%%

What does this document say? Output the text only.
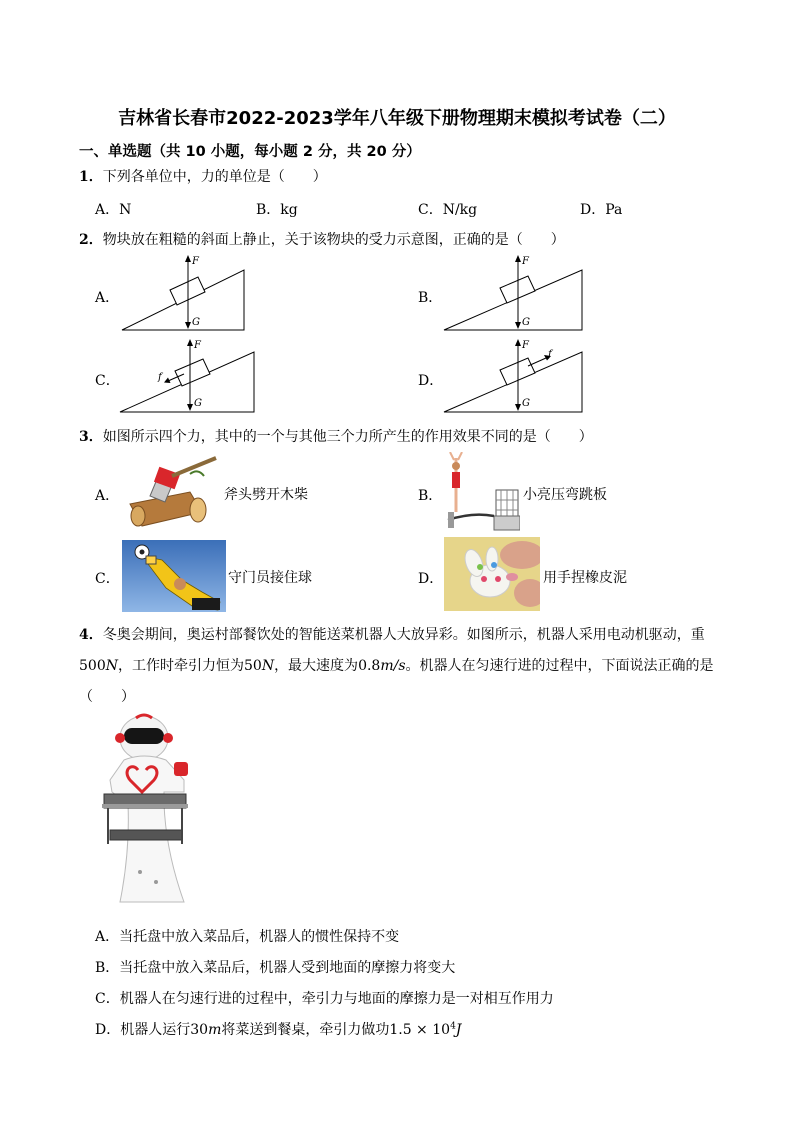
吉林省长春市2022-2023学年八年级下册物理期末模拟考试卷（二）
一、单选题（共 10 小题，每小题 2 分，共 20 分）
1．下列各单位中，力的单位是（　　）
A．N	B．kg	C．N/kg	D．Pa
2．物块放在粗糙的斜面上静止，关于该物块的受力示意图，正确的是（　　）
A．	B．
C．	D．
F
G
F
G
F
G
f
F
G
f
3．如图所示四个力，其中的一个与其他三个力所产生的作用效果不同的是（　　）
A．	B．
C．	D．
斧头劈开木柴	小亮压弯跳板
守门员接住球	用手捏橡皮泥
4．冬奥会期间，奥运村部餐饮处的智能送菜机器人大放异彩。如图所示，机器人采用电动机驱动，重
500N，工作时牵引力恒为50N，最大速度为0.8m/s。机器人在匀速行进的过程中，下面说法正确的是
（　　）
A．当托盘中放入菜品后，机器人的惯性保持不变
B．当托盘中放入菜品后，机器人受到地面的摩擦力将变大
C．机器人在匀速行进的过程中，牵引力与地面的摩擦力是一对相互作用力
D．机器人运行30m将菜送到餐桌，牵引力做功$1.5 \times 10^4J$
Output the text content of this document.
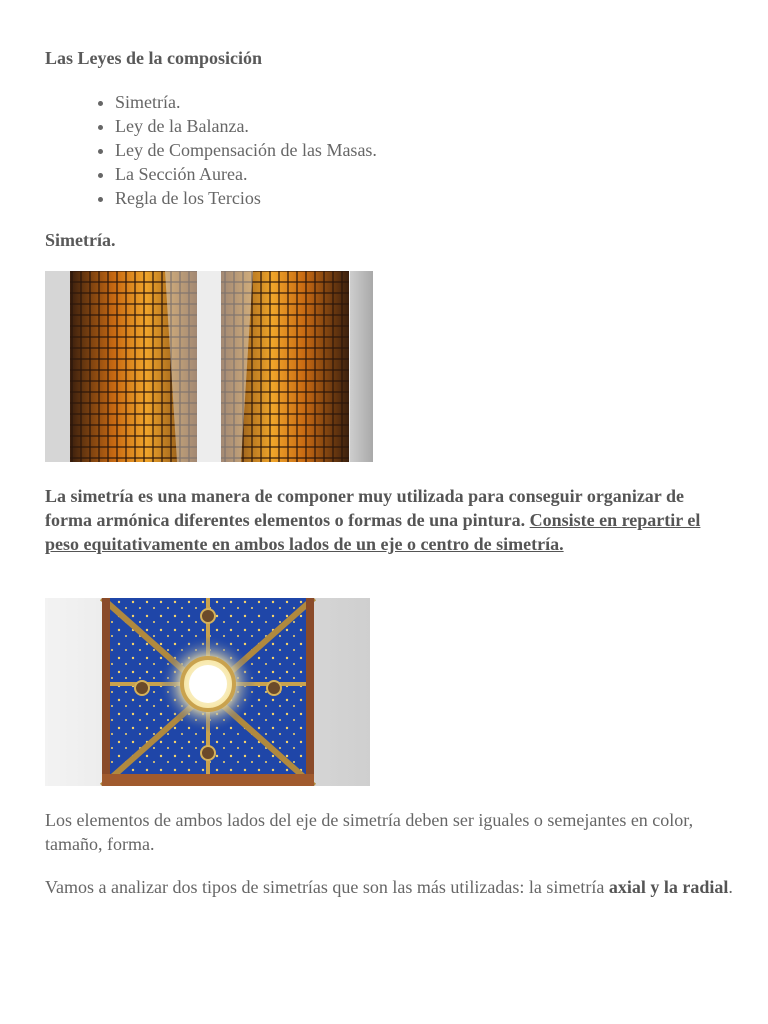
Las Leyes de la composición
• Simetría.
• Ley de la Balanza.
• Ley de Compensación de las Masas.
• La Sección Aurea.
• Regla de los Tercios
Simetría.
La simetría es una manera de componer muy utilizada para conseguir organizar de forma armónica diferentes elementos o formas de una pintura. Consiste en repartir el peso equitativamente en ambos lados de un eje o centro de simetría.
Los elementos de ambos lados del eje de simetría deben ser iguales o semejantes en color, tamaño, forma.
Vamos a analizar dos tipos de simetrías que son las más utilizadas: la simetría axial y la radial.
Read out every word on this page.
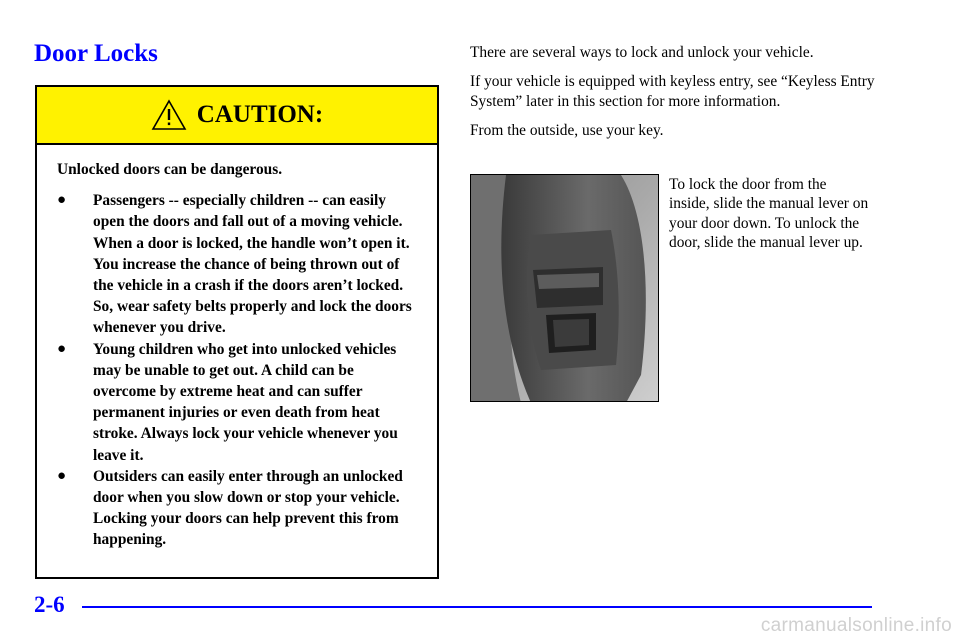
Door Locks
CAUTION:

Unlocked doors can be dangerous.

● Passengers -- especially children -- can easily open the doors and fall out of a moving vehicle. When a door is locked, the handle won’t open it. You increase the chance of being thrown out of the vehicle in a crash if the doors aren’t locked. So, wear safety belts properly and lock the doors whenever you drive.
● Young children who get into unlocked vehicles may be unable to get out. A child can be overcome by extreme heat and can suffer permanent injuries or even death from heat stroke. Always lock your vehicle whenever you leave it.
● Outsiders can easily enter through an unlocked door when you slow down or stop your vehicle. Locking your doors can help prevent this from happening.

There are several ways to lock and unlock your vehicle.

If your vehicle is equipped with keyless entry, see “Keyless Entry System” later in this section for more information.

From the outside, use your key.

To lock the door from the inside, slide the manual lever on your door down. To unlock the door, slide the manual lever up.
2-6
carmanualsonline.info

%%

Short exercise: Leave the pictures out and print the records above exactly as they stand.

Full solution:
What does this document say? Output the text only.
吉林省长春市2022-2023学年八年级下册物理期末模拟考试卷（二）
一、单选题（共 10 小题，每小题 2 分，共 20 分）
1．下列各单位中，力的单位是（　　）
A．N	B．kg	C．N/kg	D．Pa
2．物块放在粗糙的斜面上静止，关于该物块的受力示意图，正确的是（　　）
A．	B．
C．	D．
F
G
F
G
F
G
f
F
G
f
3．如图所示四个力，其中的一个与其他三个力所产生的作用效果不同的是（　　）
A．	B．
C．	D．
斧头劈开木柴	小亮压弯跳板
守门员接住球	用手捏橡皮泥
4．冬奥会期间，奥运村部餐饮处的智能送菜机器人大放异彩。如图所示，机器人采用电动机驱动，重
500N，工作时牵引力恒为50N，最大速度为0.8m/s。机器人在匀速行进的过程中，下面说法正确的是
（　　）
A．当托盘中放入菜品后，机器人的惯性保持不变
B．当托盘中放入菜品后，机器人受到地面的摩擦力将变大
C．机器人在匀速行进的过程中，牵引力与地面的摩擦力是一对相互作用力
D．机器人运行30m将菜送到餐桌，牵引力做功$1.5 \times 10^4J$
Output the text content of this document.
Las Leyes de la composición
• Simetría.
• Ley de la Balanza.
• Ley de Compensación de las Masas.
• La Sección Aurea.
• Regla de los Tercios
Simetría.
La simetría es una manera de componer muy utilizada para conseguir organizar de forma armónica diferentes elementos o formas de una pintura. Consiste en repartir el peso equitativamente en ambos lados de un eje o centro de simetría.
Los elementos de ambos lados del eje de simetría deben ser iguales o semejantes en color, tamaño, forma.
Vamos a analizar dos tipos de simetrías que son las más utilizadas: la simetría axial y la radial.
Read out every word on this page.
Door Locks
CAUTION:

Unlocked doors can be dangerous.

● Passengers -- especially children -- can easily open the doors and fall out of a moving vehicle. When a door is locked, the handle won’t open it. You increase the chance of being thrown out of the vehicle in a crash if the doors aren’t locked. So, wear safety belts properly and lock the doors whenever you drive.
● Young children who get into unlocked vehicles may be unable to get out. A child can be overcome by extreme heat and can suffer permanent injuries or even death from heat stroke. Always lock your vehicle whenever you leave it.
● Outsiders can easily enter through an unlocked door when you slow down or stop your vehicle. Locking your doors can help prevent this from happening.

There are several ways to lock and unlock your vehicle.

If your vehicle is equipped with keyless entry, see “Keyless Entry System” later in this section for more information.

From the outside, use your key.

To lock the door from the inside, slide the manual lever on your door down. To unlock the door, slide the manual lever up.
2-6
carmanualsonline.info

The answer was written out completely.